**TASK DATA**

########################################

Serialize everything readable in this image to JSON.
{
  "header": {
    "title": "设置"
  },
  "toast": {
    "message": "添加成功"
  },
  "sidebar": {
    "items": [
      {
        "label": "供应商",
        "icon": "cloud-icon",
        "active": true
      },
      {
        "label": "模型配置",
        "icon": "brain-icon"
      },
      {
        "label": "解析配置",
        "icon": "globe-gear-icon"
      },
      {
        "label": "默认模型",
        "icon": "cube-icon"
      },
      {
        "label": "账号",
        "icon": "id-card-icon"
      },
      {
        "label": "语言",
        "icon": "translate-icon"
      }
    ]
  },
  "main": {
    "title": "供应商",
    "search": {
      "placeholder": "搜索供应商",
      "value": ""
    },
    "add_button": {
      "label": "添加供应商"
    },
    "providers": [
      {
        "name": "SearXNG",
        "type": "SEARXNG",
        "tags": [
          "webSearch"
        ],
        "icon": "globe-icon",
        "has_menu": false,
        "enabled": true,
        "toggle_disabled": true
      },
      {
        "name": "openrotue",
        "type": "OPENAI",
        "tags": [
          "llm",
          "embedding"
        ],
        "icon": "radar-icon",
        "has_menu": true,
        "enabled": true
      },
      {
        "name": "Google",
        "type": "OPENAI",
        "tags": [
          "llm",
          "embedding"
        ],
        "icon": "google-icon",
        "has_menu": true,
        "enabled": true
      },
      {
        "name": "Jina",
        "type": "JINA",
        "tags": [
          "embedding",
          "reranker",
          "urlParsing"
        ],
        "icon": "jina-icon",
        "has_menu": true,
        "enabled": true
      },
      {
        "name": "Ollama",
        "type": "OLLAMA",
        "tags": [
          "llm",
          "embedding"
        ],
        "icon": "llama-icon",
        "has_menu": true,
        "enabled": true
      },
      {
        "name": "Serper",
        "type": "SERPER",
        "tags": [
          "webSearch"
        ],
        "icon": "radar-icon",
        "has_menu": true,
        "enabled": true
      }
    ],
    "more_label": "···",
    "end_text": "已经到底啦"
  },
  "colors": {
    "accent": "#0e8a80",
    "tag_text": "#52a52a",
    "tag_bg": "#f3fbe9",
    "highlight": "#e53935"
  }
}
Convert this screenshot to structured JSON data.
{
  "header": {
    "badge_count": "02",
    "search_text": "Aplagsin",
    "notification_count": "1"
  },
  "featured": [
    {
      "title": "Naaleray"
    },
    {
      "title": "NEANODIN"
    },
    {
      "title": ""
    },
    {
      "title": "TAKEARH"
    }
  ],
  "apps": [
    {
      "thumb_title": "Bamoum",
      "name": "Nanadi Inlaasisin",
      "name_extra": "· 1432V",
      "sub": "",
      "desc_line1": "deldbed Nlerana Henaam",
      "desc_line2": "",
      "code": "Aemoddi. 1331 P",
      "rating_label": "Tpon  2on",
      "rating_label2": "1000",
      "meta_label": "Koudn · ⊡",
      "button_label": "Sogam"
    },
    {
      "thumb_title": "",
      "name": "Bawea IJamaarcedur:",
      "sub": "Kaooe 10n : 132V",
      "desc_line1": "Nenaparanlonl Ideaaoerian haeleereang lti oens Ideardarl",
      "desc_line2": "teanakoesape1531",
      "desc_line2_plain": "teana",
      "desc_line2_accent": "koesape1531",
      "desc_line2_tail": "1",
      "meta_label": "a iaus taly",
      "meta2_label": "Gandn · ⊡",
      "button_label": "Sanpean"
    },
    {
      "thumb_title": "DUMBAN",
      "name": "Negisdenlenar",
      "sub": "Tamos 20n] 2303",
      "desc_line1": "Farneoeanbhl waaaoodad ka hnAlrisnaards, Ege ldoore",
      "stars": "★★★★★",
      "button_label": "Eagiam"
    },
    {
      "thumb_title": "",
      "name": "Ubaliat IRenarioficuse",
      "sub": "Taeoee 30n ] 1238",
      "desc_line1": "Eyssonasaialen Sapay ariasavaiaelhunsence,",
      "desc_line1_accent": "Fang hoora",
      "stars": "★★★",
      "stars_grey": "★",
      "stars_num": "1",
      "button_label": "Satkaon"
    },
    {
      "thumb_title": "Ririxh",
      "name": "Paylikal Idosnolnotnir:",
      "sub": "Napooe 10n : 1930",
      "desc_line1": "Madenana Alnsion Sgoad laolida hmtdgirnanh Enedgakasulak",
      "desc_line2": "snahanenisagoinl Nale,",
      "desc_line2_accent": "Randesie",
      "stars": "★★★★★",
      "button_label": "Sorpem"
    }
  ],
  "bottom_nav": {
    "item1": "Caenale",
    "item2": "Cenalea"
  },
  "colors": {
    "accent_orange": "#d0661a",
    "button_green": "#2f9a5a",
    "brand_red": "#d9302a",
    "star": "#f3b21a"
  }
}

########################################

Your task is to repeat the data exactly; please include every line.

Serialize everything readable in this image to JSON.
{
  "header": {
    "title": "设置"
  },
  "toast": {
    "message": "添加成功"
  },
  "sidebar": {
    "items": [
      {
        "label": "供应商",
        "icon": "cloud-icon",
        "active": true
      },
      {
        "label": "模型配置",
        "icon": "brain-icon"
      },
      {
        "label": "解析配置",
        "icon": "globe-gear-icon"
      },
      {
        "label": "默认模型",
        "icon": "cube-icon"
      },
      {
        "label": "账号",
        "icon": "id-card-icon"
      },
      {
        "label": "语言",
        "icon": "translate-icon"
      }
    ]
  },
  "main": {
    "title": "供应商",
    "search": {
      "placeholder": "搜索供应商",
      "value": ""
    },
    "add_button": {
      "label": "添加供应商"
    },
    "providers": [
      {
        "name": "SearXNG",
        "type": "SEARXNG",
        "tags": [
          "webSearch"
        ],
        "icon": "globe-icon",
        "has_menu": false,
        "enabled": true,
        "toggle_disabled": true
      },
      {
        "name": "openrotue",
        "type": "OPENAI",
        "tags": [
          "llm",
          "embedding"
        ],
        "icon": "radar-icon",
        "has_menu": true,
        "enabled": true
      },
      {
        "name": "Google",
        "type": "OPENAI",
        "tags": [
          "llm",
          "embedding"
        ],
        "icon": "google-icon",
        "has_menu": true,
        "enabled": true
      },
      {
        "name": "Jina",
        "type": "JINA",
        "tags": [
          "embedding",
          "reranker",
          "urlParsing"
        ],
        "icon": "jina-icon",
        "has_menu": true,
        "enabled": true
      },
      {
        "name": "Ollama",
        "type": "OLLAMA",
        "tags": [
          "llm",
          "embedding"
        ],
        "icon": "llama-icon",
        "has_menu": true,
        "enabled": true
      },
      {
        "name": "Serper",
        "type": "SERPER",
        "tags": [
          "webSearch"
        ],
        "icon": "radar-icon",
        "has_menu": true,
        "enabled": true
      }
    ],
    "more_label": "···",
    "end_text": "已经到底啦"
  },
  "colors": {
    "accent": "#0e8a80",
    "tag_text": "#52a52a",
    "tag_bg": "#f3fbe9",
    "highlight": "#e53935"
  }
}
Convert this screenshot to structured JSON data.
{
  "header": {
    "badge_count": "02",
    "search_text": "Aplagsin",
    "notification_count": "1"
  },
  "featured": [
    {
      "title": "Naaleray"
    },
    {
      "title": "NEANODIN"
    },
    {
      "title": ""
    },
    {
      "title": "TAKEARH"
    }
  ],
  "apps": [
    {
      "thumb_title": "Bamoum",
      "name": "Nanadi Inlaasisin",
      "name_extra": "· 1432V",
      "sub": "",
      "desc_line1": "deldbed Nlerana Henaam",
      "desc_line2": "",
      "code": "Aemoddi. 1331 P",
      "rating_label": "Tpon  2on",
      "rating_label2": "1000",
      "meta_label": "Koudn · ⊡",
      "button_label": "Sogam"
    },
    {
      "thumb_title": "",
      "name": "Bawea IJamaarcedur:",
      "sub": "Kaooe 10n : 132V",
      "desc_line1": "Nenaparanlonl Ideaaoerian haeleereang lti oens Ideardarl",
      "desc_line2": "teanakoesape1531",
      "desc_line2_plain": "teana",
      "desc_line2_accent": "koesape1531",
      "desc_line2_tail": "1",
      "meta_label": "a iaus taly",
      "meta2_label": "Gandn · ⊡",
      "button_label": "Sanpean"
    },
    {
      "thumb_title": "DUMBAN",
      "name": "Negisdenlenar",
      "sub": "Tamos 20n] 2303",
      "desc_line1": "Farneoeanbhl waaaoodad ka hnAlrisnaards, Ege ldoore",
      "stars": "★★★★★",
      "button_label": "Eagiam"
    },
    {
      "thumb_title": "",
      "name": "Ubaliat IRenarioficuse",
      "sub": "Taeoee 30n ] 1238",
      "desc_line1": "Eyssonasaialen Sapay ariasavaiaelhunsence,",
      "desc_line1_accent": "Fang hoora",
      "stars": "★★★",
      "stars_grey": "★",
      "stars_num": "1",
      "button_label": "Satkaon"
    },
    {
      "thumb_title": "Ririxh",
      "name": "Paylikal Idosnolnotnir:",
      "sub": "Napooe 10n : 1930",
      "desc_line1": "Madenana Alnsion Sgoad laolida hmtdgirnanh Enedgakasulak",
      "desc_line2": "snahanenisagoinl Nale,",
      "desc_line2_accent": "Randesie",
      "stars": "★★★★★",
      "button_label": "Sorpem"
    }
  ],
  "bottom_nav": {
    "item1": "Caenale",
    "item2": "Cenalea"
  },
  "colors": {
    "accent_orange": "#d0661a",
    "button_green": "#2f9a5a",
    "brand_red": "#d9302a",
    "star": "#f3b21a"
  }
}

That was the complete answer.